# Your goal:
Below is a block of records. Copy every line in it that contains the word "Gravity".

··· Material to process ···

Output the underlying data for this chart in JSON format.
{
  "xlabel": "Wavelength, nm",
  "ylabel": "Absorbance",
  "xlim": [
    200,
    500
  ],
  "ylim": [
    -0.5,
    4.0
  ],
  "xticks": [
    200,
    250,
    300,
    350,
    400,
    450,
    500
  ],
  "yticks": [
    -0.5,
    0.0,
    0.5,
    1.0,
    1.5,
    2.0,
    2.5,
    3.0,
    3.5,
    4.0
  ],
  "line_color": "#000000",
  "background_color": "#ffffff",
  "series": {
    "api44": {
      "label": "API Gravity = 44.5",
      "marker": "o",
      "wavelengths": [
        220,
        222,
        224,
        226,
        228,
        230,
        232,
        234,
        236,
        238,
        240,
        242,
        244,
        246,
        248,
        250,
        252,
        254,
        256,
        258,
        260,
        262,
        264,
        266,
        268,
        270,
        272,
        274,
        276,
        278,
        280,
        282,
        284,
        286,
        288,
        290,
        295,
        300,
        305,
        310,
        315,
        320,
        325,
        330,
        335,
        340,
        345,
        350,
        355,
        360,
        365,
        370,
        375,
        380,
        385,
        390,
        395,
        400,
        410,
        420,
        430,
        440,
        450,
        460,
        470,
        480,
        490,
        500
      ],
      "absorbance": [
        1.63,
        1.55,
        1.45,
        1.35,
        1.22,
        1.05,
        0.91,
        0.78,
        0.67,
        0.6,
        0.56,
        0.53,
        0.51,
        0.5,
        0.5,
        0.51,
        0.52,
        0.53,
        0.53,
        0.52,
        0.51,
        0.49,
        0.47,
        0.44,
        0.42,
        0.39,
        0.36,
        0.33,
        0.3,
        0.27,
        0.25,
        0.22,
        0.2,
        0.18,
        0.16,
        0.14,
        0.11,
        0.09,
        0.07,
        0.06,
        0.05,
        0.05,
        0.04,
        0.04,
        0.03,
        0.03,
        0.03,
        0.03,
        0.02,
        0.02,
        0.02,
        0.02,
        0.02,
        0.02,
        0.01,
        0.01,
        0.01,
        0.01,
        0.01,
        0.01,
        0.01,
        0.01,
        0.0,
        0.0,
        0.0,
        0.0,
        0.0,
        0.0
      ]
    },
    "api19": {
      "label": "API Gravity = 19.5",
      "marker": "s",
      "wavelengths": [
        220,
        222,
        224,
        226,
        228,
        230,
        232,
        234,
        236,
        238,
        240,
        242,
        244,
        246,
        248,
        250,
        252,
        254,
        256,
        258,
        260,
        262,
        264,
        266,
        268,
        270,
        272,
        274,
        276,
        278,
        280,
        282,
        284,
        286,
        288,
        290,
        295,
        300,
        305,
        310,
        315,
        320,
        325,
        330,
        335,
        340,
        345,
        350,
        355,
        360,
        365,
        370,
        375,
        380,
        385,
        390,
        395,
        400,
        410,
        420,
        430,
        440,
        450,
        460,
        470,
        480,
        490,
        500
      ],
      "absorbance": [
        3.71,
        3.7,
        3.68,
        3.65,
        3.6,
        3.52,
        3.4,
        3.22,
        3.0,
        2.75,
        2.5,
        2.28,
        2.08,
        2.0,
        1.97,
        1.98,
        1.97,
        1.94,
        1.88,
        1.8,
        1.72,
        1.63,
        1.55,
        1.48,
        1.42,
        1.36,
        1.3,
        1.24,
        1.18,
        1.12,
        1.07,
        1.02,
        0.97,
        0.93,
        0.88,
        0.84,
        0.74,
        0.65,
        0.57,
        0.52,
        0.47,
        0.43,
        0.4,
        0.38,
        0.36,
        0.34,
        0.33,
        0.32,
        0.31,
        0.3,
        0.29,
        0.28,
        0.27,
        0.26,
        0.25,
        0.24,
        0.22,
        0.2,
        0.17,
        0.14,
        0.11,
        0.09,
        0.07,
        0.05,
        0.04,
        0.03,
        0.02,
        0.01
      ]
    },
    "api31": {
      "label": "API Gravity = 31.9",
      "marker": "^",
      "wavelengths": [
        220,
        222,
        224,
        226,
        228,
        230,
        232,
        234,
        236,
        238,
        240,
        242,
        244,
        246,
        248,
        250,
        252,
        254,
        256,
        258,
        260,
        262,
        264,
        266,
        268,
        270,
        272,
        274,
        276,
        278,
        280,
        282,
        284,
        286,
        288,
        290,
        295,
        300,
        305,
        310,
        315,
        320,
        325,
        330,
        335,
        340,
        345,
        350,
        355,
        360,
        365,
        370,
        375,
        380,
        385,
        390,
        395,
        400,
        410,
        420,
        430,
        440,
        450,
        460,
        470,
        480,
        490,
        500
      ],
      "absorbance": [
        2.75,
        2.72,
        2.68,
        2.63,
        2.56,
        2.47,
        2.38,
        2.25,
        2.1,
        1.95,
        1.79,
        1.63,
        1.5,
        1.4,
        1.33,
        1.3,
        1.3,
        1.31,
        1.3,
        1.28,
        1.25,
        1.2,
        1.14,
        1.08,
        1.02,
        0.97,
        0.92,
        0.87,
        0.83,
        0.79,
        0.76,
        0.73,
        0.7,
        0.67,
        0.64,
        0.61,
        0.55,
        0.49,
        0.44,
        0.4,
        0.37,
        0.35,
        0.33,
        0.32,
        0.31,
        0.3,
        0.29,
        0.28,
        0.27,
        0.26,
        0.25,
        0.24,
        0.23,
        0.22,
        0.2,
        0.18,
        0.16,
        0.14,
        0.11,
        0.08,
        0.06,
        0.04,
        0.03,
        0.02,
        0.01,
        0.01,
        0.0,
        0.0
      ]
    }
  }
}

···

# Written answer:
      "label": "API Gravity = 44.5",
      "label": "API Gravity = 19.5",
      "label": "API Gravity = 31.9",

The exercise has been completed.